> **Set problem**
Copy out the lines that have "would" in them.
--
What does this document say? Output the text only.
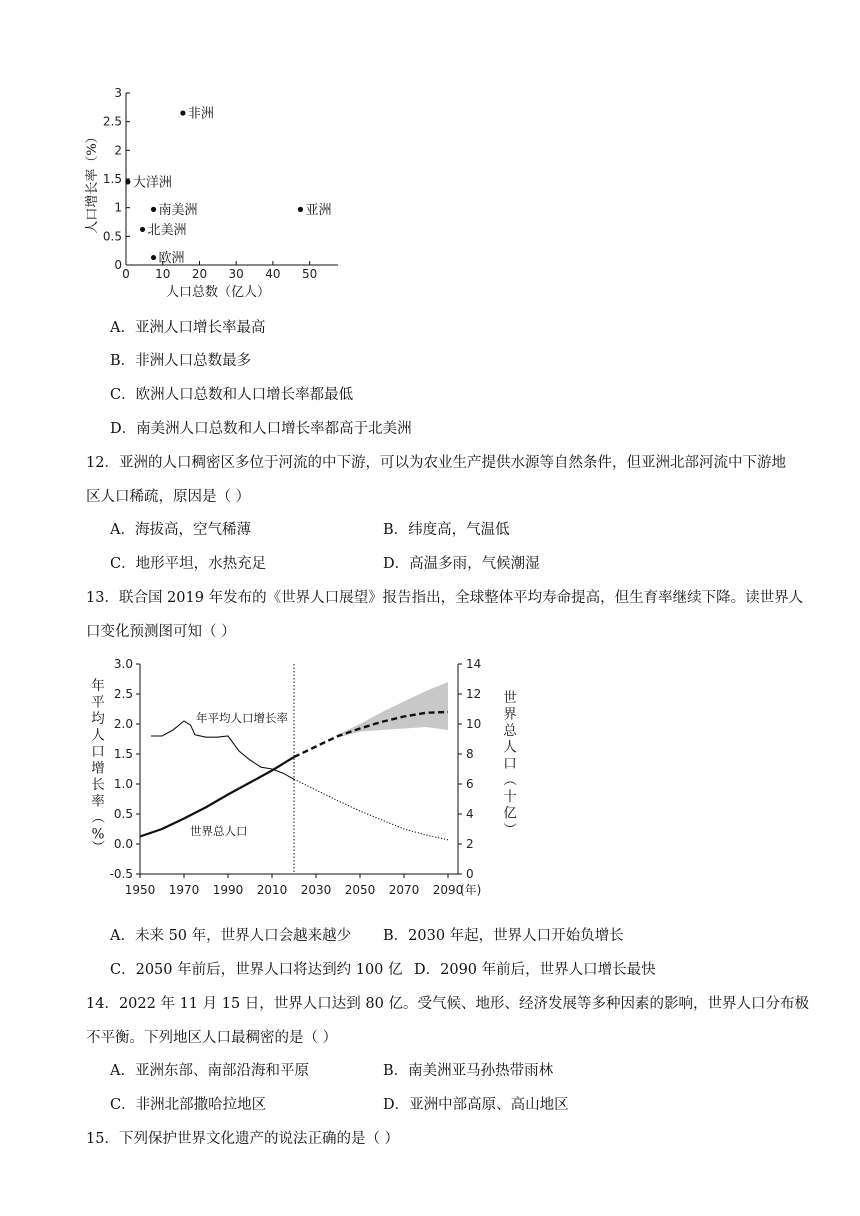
0 10 20 30 40 50
0
0.5
1
1.5
2
2.5
3
非洲
大洋洲
南美洲
北美洲
欧洲
亚洲
人口总数（亿人）
人口增长率（%）
A．亚洲人口增长率最高
B．非洲人口总数最多
C．欧洲人口总数和人口增长率都最低
D．南美洲人口总数和人口增长率都高于北美洲
12．亚洲的人口稠密区多位于河流的中下游，可以为农业生产提供水源等自然条件，但亚洲北部河流中下游地
区人口稀疏，原因是（ ）
A．海拔高，空气稀薄	B．纬度高，气温低
C．地形平坦，水热充足	D．高温多雨，气候潮湿
13．联合国 2019 年发布的《世界人口展望》报告指出，全球整体平均寿命提高，但生育率继续下降。读世界人
口变化预测图可知（ ）
1950 1970 1990 2010 2030 2050 2070 2090
(年)
3.0
2.5
2.0
1.5
1.0
0.5
0.0
-0.5
14
12
10
8
6
4
2
0
年平均人口增长率
世界总人口
年
平
均
人
口
增
长
率
（
%
）
世
界
总
人
口
（
十
亿
）
A．未来 50 年，世界人口会越来越少 B．2030 年起，世界人口开始负增长
C．2050 年前后，世界人口将达到约 100 亿 D．2090 年前后，世界人口增长最快
14．2022 年 11 月 15 日，世界人口达到 80 亿。受气候、地形、经济发展等多种因素的影响，世界人口分布极
不平衡。下列地区人口最稠密的是（ ）
A．亚洲东部、南部沿海和平原	B．南美洲亚马孙热带雨林
C．非洲北部撒哈拉地区	D．亚洲中部高原、高山地区
15．下列保护世界文化遗产的说法正确的是（ ）
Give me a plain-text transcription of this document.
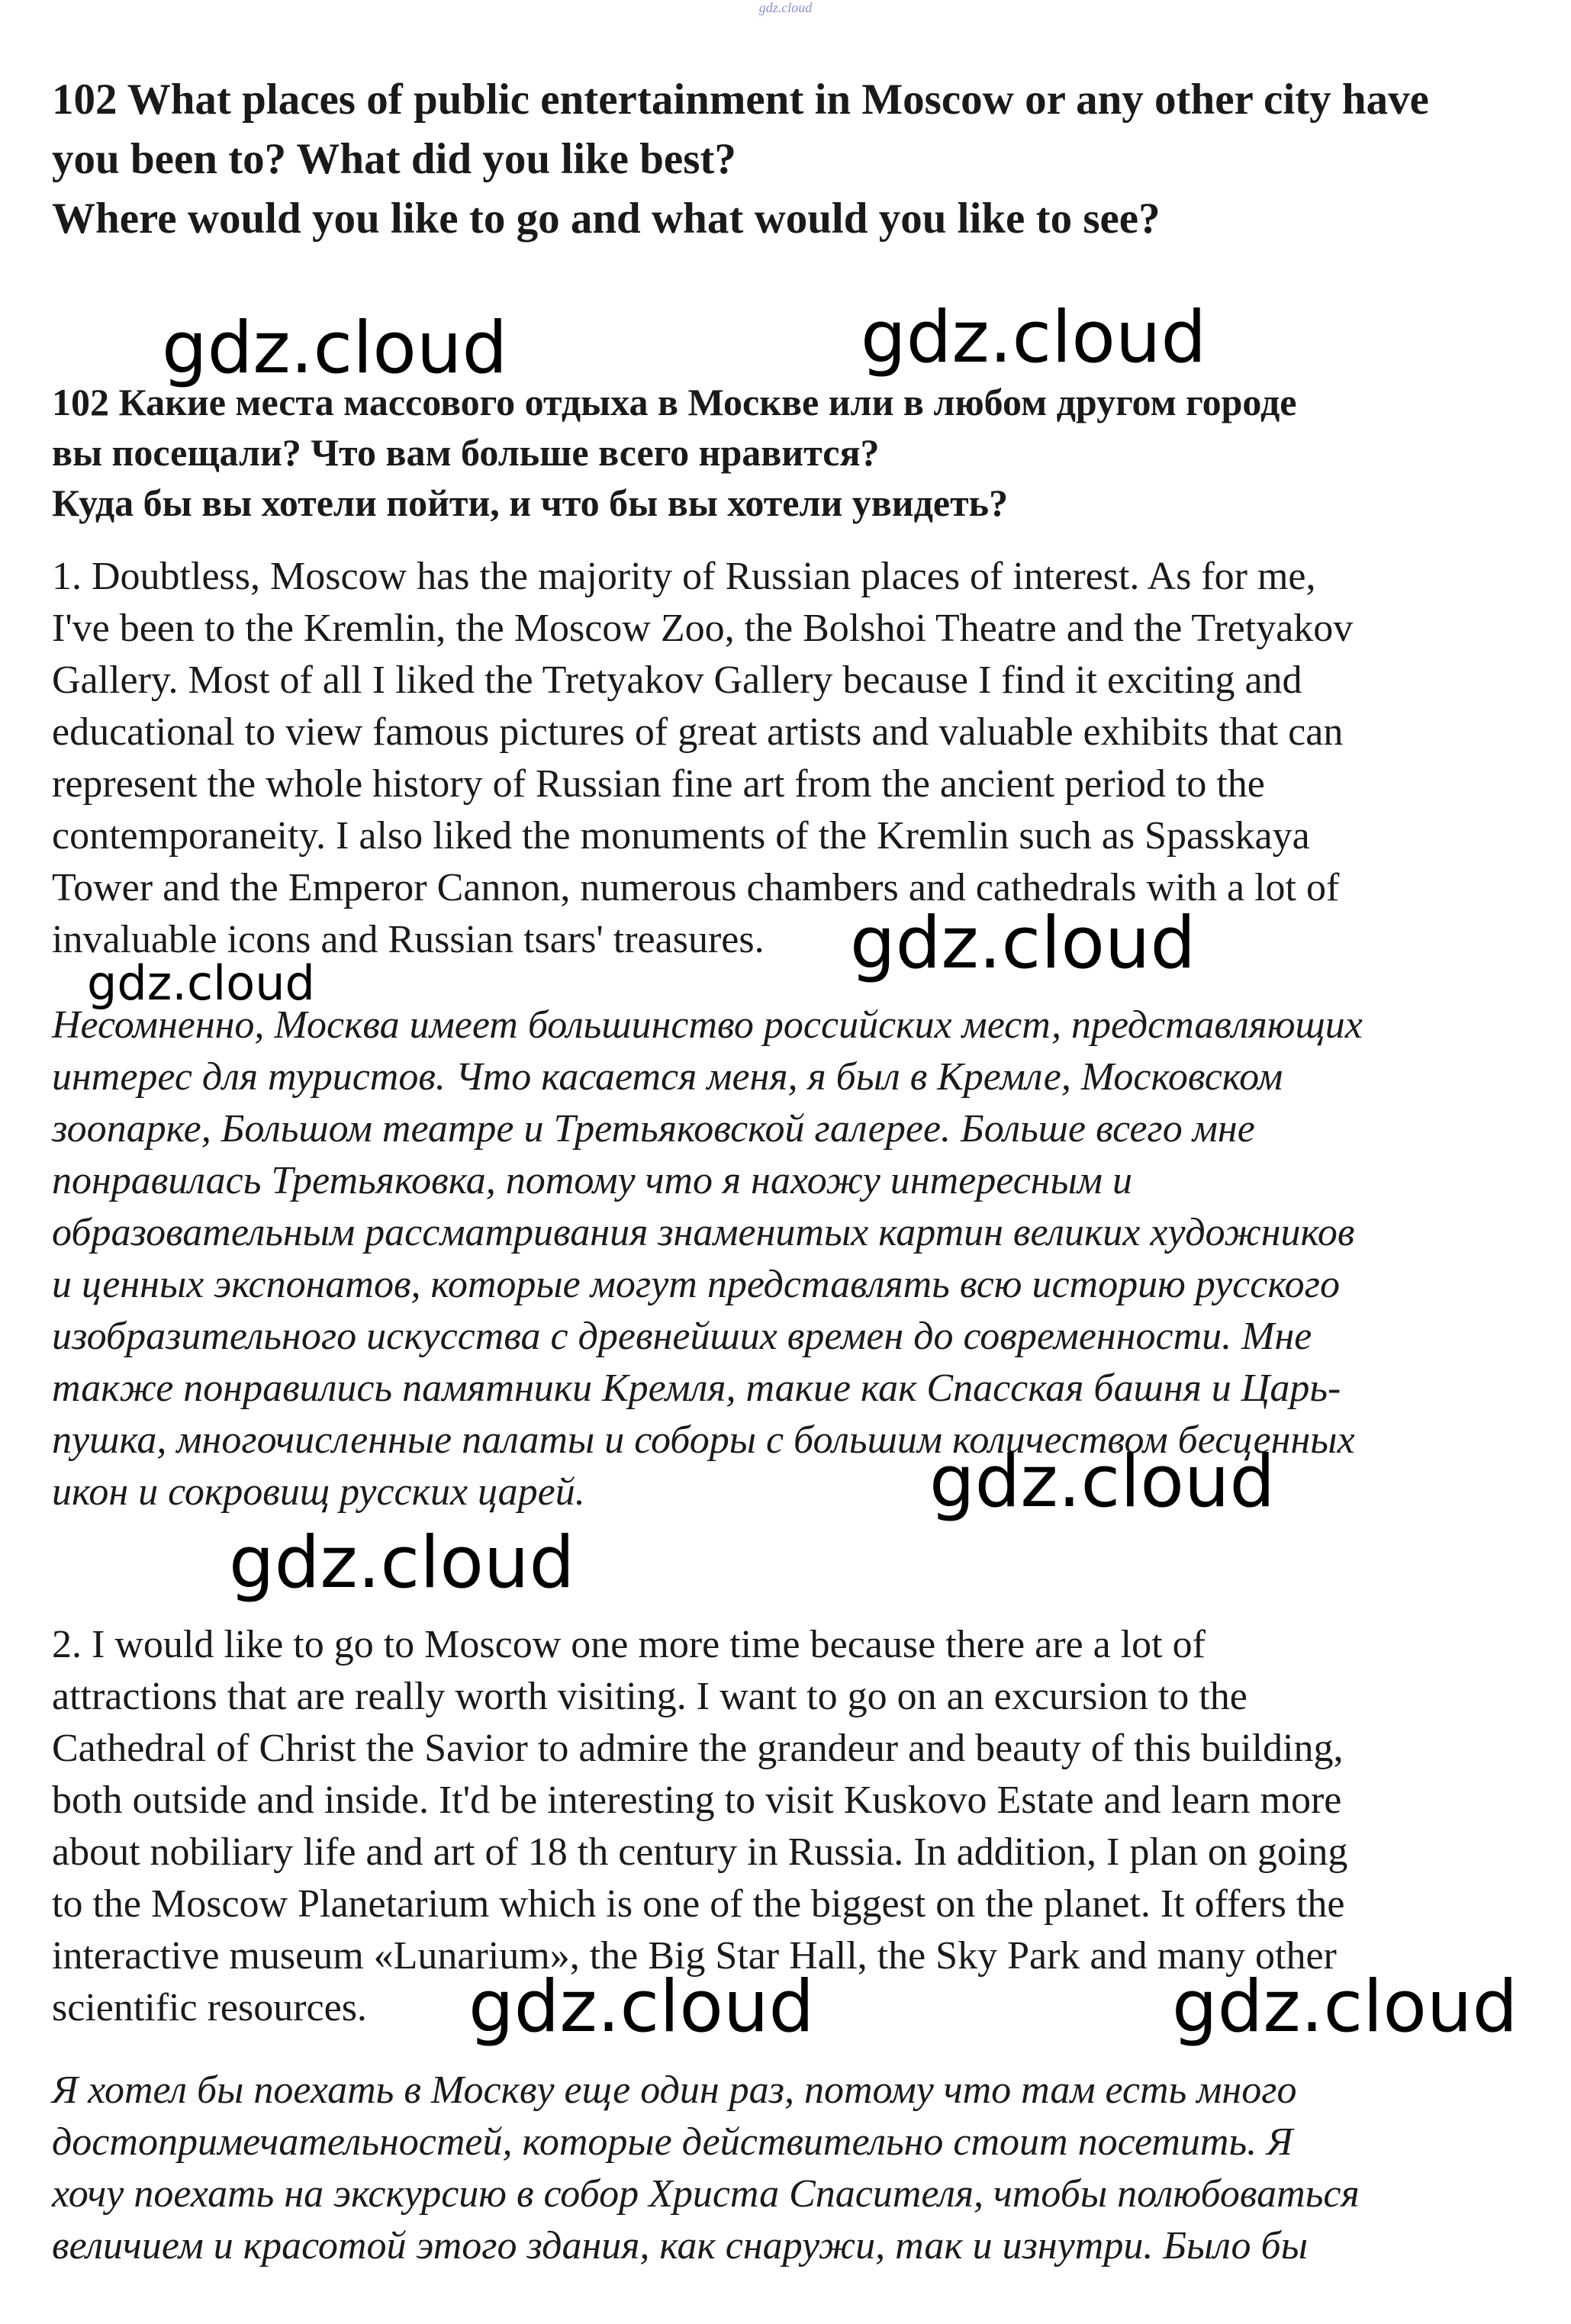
gdz.cloud
102 What places of public entertainment in Moscow or any other city have
you been to? What did you like best?
Where would you like to go and what would you like to see?
102 Какие места массового отдыха в Москве или в любом другом городе
вы посещали? Что вам больше всего нравится?
Куда бы вы хотели пойти, и что бы вы хотели увидеть?
1. Doubtless, Moscow has the majority of Russian places of interest. As for me,
I've been to the Kremlin, the Moscow Zoo, the Bolshoi Theatre and the Tretyakov
Gallery. Most of all I liked the Tretyakov Gallery because I find it exciting and
educational to view famous pictures of great artists and valuable exhibits that can
represent the whole history of Russian fine art from the ancient period to the
contemporaneity. I also liked the monuments of the Kremlin such as Spasskaya
Tower and the Emperor Cannon, numerous chambers and cathedrals with a lot of
invaluable icons and Russian tsars' treasures.
Несомненно, Москва имеет большинство российских мест, представляющих
интерес для туристов. Что касается меня, я был в Кремле, Московском
зоопарке, Большом театре и Третьяковской галерее. Больше всего мне
понравилась Третьяковка, потому что я нахожу интересным и
образовательным рассматривания знаменитых картин великих художников
и ценных экспонатов, которые могут представлять всю историю русского
изобразительного искусства с древнейших времен до современности. Мне
также понравились памятники Кремля, такие как Спасская башня и Царь-
пушка, многочисленные палаты и соборы с большим количеством бесценных
икон и сокровищ русских царей.
2. I would like to go to Moscow one more time because there are a lot of
attractions that are really worth visiting. I want to go on an excursion to the
Cathedral of Christ the Savior to admire the grandeur and beauty of this building,
both outside and inside. It'd be interesting to visit Kuskovo Estate and learn more
about nobiliary life and art of 18 th century in Russia. In addition, I plan on going
to the Moscow Planetarium which is one of the biggest on the planet. It offers the
interactive museum «Lunarium», the Big Star Hall, the Sky Park and many other
scientific resources.
Я хотел бы поехать в Москву еще один раз, потому что там есть много
достопримечательностей, которые действительно стоит посетить. Я
хочу поехать на экскурсию в собор Христа Спасителя, чтобы полюбоваться
величием и красотой этого здания, как снаружи, так и изнутри. Было бы
gdz.cloud	gdz.cloud
gdz.cloud
gdz.cloud
gdz.cloud
gdz.cloud
gdz.cloud	gdz.cloud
--
> **Result of this task**
Where would you like to go and what would you like to see?
2. I would like to go to Moscow one more time because there are a lot of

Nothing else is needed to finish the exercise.